- [WORK TO DO] Determine how many lines contain the string "name". Reply with that figure and nothing else.

- [MATERIAL]
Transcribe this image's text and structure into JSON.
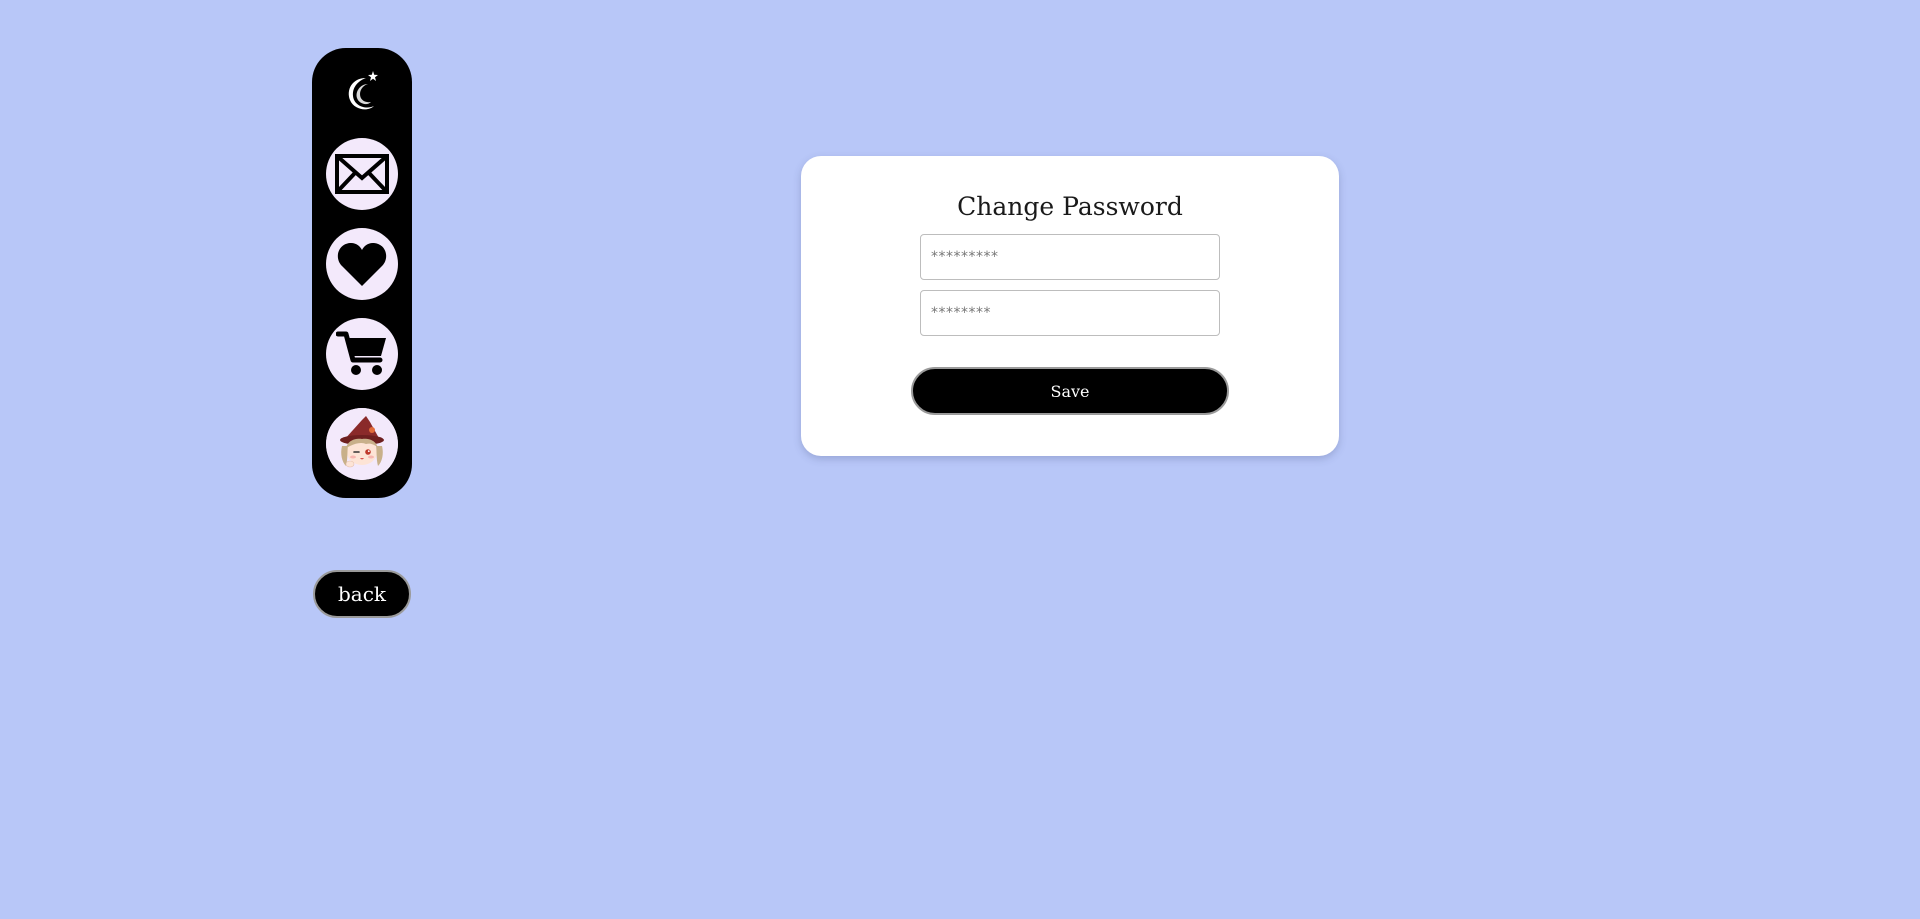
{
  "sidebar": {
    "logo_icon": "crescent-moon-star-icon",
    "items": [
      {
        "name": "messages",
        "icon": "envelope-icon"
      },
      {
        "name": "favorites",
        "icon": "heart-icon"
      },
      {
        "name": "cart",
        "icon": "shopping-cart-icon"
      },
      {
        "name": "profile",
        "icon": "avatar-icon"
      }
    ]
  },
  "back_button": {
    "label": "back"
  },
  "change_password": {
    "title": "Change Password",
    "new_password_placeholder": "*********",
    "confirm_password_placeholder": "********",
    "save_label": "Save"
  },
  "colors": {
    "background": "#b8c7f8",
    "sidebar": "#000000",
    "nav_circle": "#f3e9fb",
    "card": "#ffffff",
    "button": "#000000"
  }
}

- [CORRECT RESULT] 4